# START OF Material
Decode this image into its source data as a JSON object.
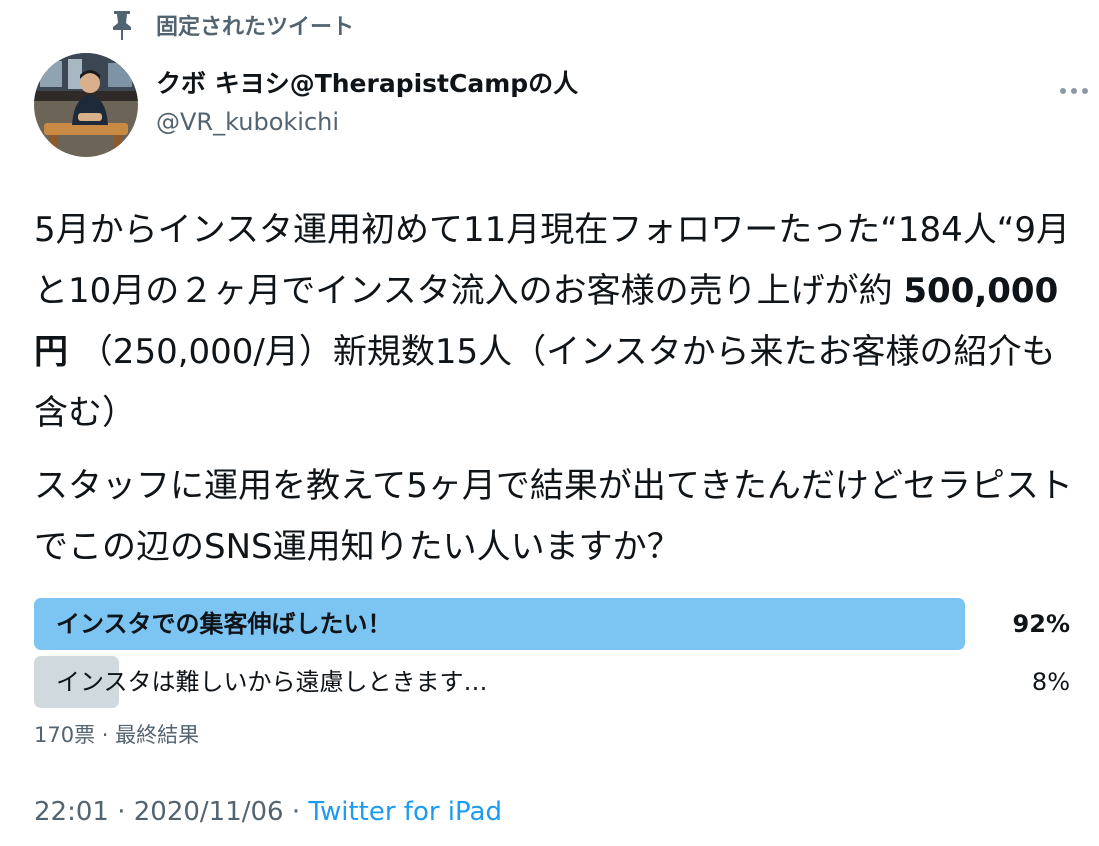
{
  "pinned": {
    "label": "固定されたツイート",
    "icon": "pin-icon"
  },
  "user": {
    "display_name": "クボ キヨシ@TherapistCampの人",
    "handle": "@VR_kubokichi",
    "avatar_icon": "avatar-photo"
  },
  "more_icon": "more-horizontal-icon",
  "tweet": {
    "para1_part1": "5月からインスタ運用初めて11月現在フォロワーたった“184人“9月と10月の２ヶ月でインスタ流入のお客様の売り上げが約 ",
    "para1_amount": "500,000円",
    "para1_part2": " （250,000/月）新規数15人（インスタから来たお客様の紹介も含む）",
    "para2": "スタッフに運用を教えて5ヶ月で結果が出てきたんだけどセラピストでこの辺のSNS運用知りたい人いますか？"
  },
  "poll": {
    "options": [
      {
        "label": "インスタでの集客伸ばしたい！",
        "percent_text": "92%",
        "percent": 92,
        "winner": true
      },
      {
        "label": "インスタは難しいから遠慮しときます…",
        "percent_text": "8%",
        "percent": 8,
        "winner": false
      }
    ],
    "meta": "170票 · 最終結果"
  },
  "footer": {
    "time": "22:01",
    "separator": " · ",
    "date": "2020/11/06",
    "source": "Twitter for iPad"
  },
  "colors": {
    "winner_bar": "#7cc4f2",
    "loser_bar": "#cfd9de",
    "secondary_text": "#536471",
    "link": "#1d9bf0"
  }
}
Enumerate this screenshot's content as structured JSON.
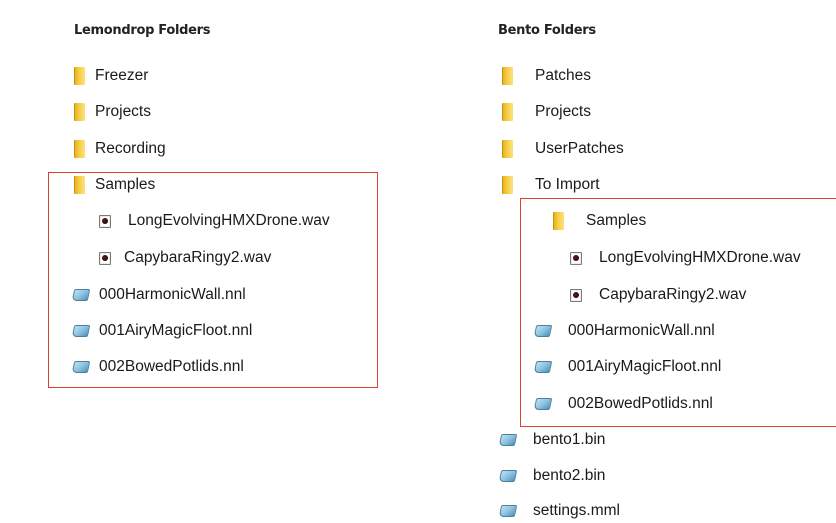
{
  "left_panel": {
    "heading": "Lemondrop Folders",
    "items": [
      {
        "label": "Freezer",
        "icon": "folder-icon"
      },
      {
        "label": "Projects",
        "icon": "folder-icon"
      },
      {
        "label": "Recording",
        "icon": "folder-icon"
      },
      {
        "label": "Samples",
        "icon": "folder-icon"
      },
      {
        "label": "LongEvolvingHMXDrone.wav",
        "icon": "wav-file-icon"
      },
      {
        "label": "CapybaraRingy2.wav",
        "icon": "wav-file-icon"
      },
      {
        "label": "000HarmonicWall.nnl",
        "icon": "nnl-file-icon"
      },
      {
        "label": "001AiryMagicFloot.nnl",
        "icon": "nnl-file-icon"
      },
      {
        "label": "002BowedPotlids.nnl",
        "icon": "nnl-file-icon"
      }
    ]
  },
  "right_panel": {
    "heading": "Bento Folders",
    "items": [
      {
        "label": "Patches",
        "icon": "folder-icon"
      },
      {
        "label": "Projects",
        "icon": "folder-icon"
      },
      {
        "label": "UserPatches",
        "icon": "folder-icon"
      },
      {
        "label": "To Import",
        "icon": "folder-icon"
      },
      {
        "label": "Samples",
        "icon": "folder-icon"
      },
      {
        "label": "LongEvolvingHMXDrone.wav",
        "icon": "wav-file-icon"
      },
      {
        "label": "CapybaraRingy2.wav",
        "icon": "wav-file-icon"
      },
      {
        "label": "000HarmonicWall.nnl",
        "icon": "nnl-file-icon"
      },
      {
        "label": "001AiryMagicFloot.nnl",
        "icon": "nnl-file-icon"
      },
      {
        "label": "002BowedPotlids.nnl",
        "icon": "nnl-file-icon"
      },
      {
        "label": "bento1.bin",
        "icon": "bin-file-icon"
      },
      {
        "label": "bento2.bin",
        "icon": "bin-file-icon"
      },
      {
        "label": "settings.mml",
        "icon": "mml-file-icon"
      }
    ]
  },
  "colors": {
    "highlight_box": "#e0402a",
    "folder": "#f2c335",
    "file": "#8fc3e0"
  }
}
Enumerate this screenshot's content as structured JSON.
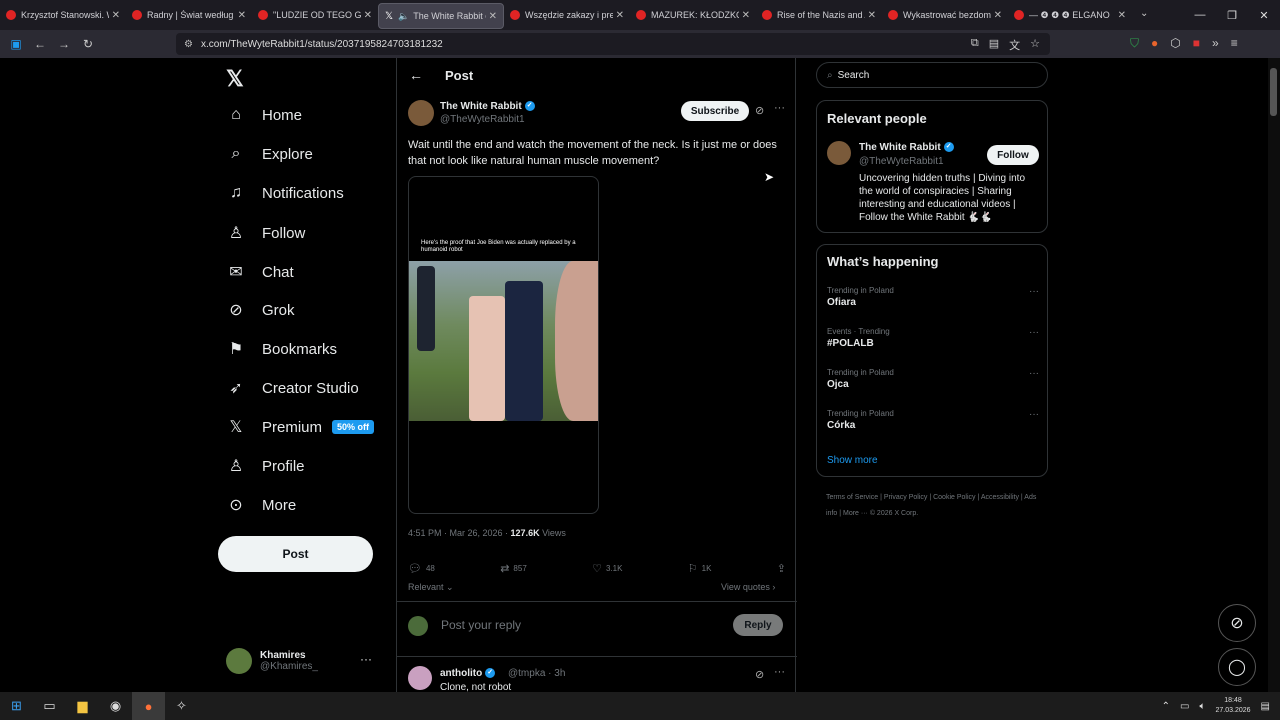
{
  "browser": {
    "tabs": [
      {
        "label": "Krzysztof Stanowski. W ju"
      },
      {
        "label": "Radny | Świat według Kie"
      },
      {
        "label": "\"LUDZIE OD TEGO GŁUPI"
      },
      {
        "label": "The White Rabbit on X"
      },
      {
        "label": "Wszędzie zakazy i preten"
      },
      {
        "label": "MAZUREK: KŁODZKO, PE"
      },
      {
        "label": "Rise of the Nazis and Ad"
      },
      {
        "label": "Wykastrować bezdomno"
      },
      {
        "label": "— ❹ ❹ ❹ ELGANO"
      }
    ],
    "url": "x.com/TheWyteRabbit1/status/2037195824703181232"
  },
  "sidebar": {
    "items": [
      {
        "label": "Home",
        "icon": "home-icon"
      },
      {
        "label": "Explore",
        "icon": "search-icon"
      },
      {
        "label": "Notifications",
        "icon": "bell-icon"
      },
      {
        "label": "Follow",
        "icon": "person-plus-icon"
      },
      {
        "label": "Chat",
        "icon": "mail-icon"
      },
      {
        "label": "Grok",
        "icon": "grok-icon"
      },
      {
        "label": "Bookmarks",
        "icon": "bookmark-icon"
      },
      {
        "label": "Creator Studio",
        "icon": "rocket-icon"
      },
      {
        "label": "Premium",
        "icon": "x-icon"
      },
      {
        "label": "Profile",
        "icon": "person-icon"
      },
      {
        "label": "More",
        "icon": "more-circle-icon"
      }
    ],
    "premium_badge": "50% off",
    "post_button": "Post",
    "account": {
      "name": "Khamires",
      "handle": "@Khamires_"
    }
  },
  "post": {
    "header_title": "Post",
    "author_name": "The White Rabbit",
    "author_handle": "@TheWyteRabbit1",
    "subscribe_label": "Subscribe",
    "text": "Wait until the end and watch the movement of the neck. Is it just me or does that not look like natural human muscle movement?",
    "media_caption": "Here's the proof that Joe Biden was actually replaced by a humanoid robot",
    "time": "4:51 PM · Mar 26, 2026 · ",
    "views_count": "127.6K",
    "views_label": " Views",
    "stats": {
      "replies": "48",
      "reposts": "857",
      "likes": "3.1K",
      "bookmarks": "1K"
    },
    "relevant_label": "Relevant",
    "view_quotes_label": "View quotes",
    "reply_placeholder": "Post your reply",
    "reply_button": "Reply"
  },
  "comment": {
    "name": "antholito",
    "handle": "@tmpka · 3h",
    "text": "Clone, not robot"
  },
  "right": {
    "search_placeholder": "Search",
    "relevant_people_title": "Relevant people",
    "person": {
      "name": "The White Rabbit",
      "handle": "@TheWyteRabbit1",
      "follow_label": "Follow",
      "bio": "Uncovering hidden truths | Diving into the world of conspiracies | Sharing interesting and educational videos | Follow the White Rabbit 🐇🐇"
    },
    "happening_title": "What’s happening",
    "trends": [
      {
        "meta": "Trending in Poland",
        "topic": "Ofiara"
      },
      {
        "meta": "Events · Trending",
        "topic": "#POLALB"
      },
      {
        "meta": "Trending in Poland",
        "topic": "Ojca"
      },
      {
        "meta": "Trending in Poland",
        "topic": "Córka"
      }
    ],
    "show_more": "Show more",
    "footer": "Terms of Service  |  Privacy Policy  |  Cookie Policy  |  Accessibility  |  Ads info  |  More ···  © 2026 X Corp."
  },
  "taskbar": {
    "time": "18:48",
    "date": "27.03.2026"
  },
  "colors": {
    "accent": "#1d9bf0",
    "background": "#000000",
    "border": "#2f3336"
  }
}
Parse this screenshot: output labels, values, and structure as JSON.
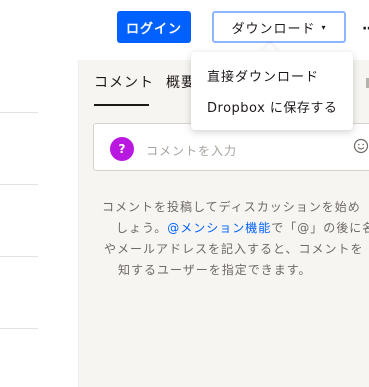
{
  "header": {
    "login_label": "ログイン",
    "download_label": "ダウンロード",
    "download_caret": "▾",
    "more_label": "··"
  },
  "download_menu": {
    "items": [
      {
        "label": "直接ダウンロード"
      },
      {
        "label": "Dropbox に保存する"
      }
    ]
  },
  "comments": {
    "tabs": [
      {
        "label": "コメント",
        "active": true
      },
      {
        "label": "概要",
        "active": false
      }
    ],
    "avatar_text": "?",
    "input_placeholder": "コメントを入力",
    "help_line1": "コメントを投稿してディスカッションを始め",
    "help_line2_prefix": "しょう。",
    "help_mention_link": "@メンション機能",
    "help_line2_suffix": "で「@」の後に名",
    "help_line3": "やメールアドレスを記入すると、コメントを",
    "help_line4": "知するユーザーを指定できます。"
  },
  "colors": {
    "brand_blue": "#0061fe",
    "avatar_purple": "#b818e0",
    "panel_bg": "#f7f5f2"
  },
  "icons": {
    "emoji": "emoji-smile-icon",
    "caret": "caret-down-icon",
    "more": "more-horizontal-icon"
  }
}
# END OF Material
**What is needed**
Filter out all lines lacking the word "topic" and copy the rest.

**Reply**
        "topic": "Ofiara"
        "topic": "#POLALB"
        "topic": "Ojca"
        "topic": "Córka"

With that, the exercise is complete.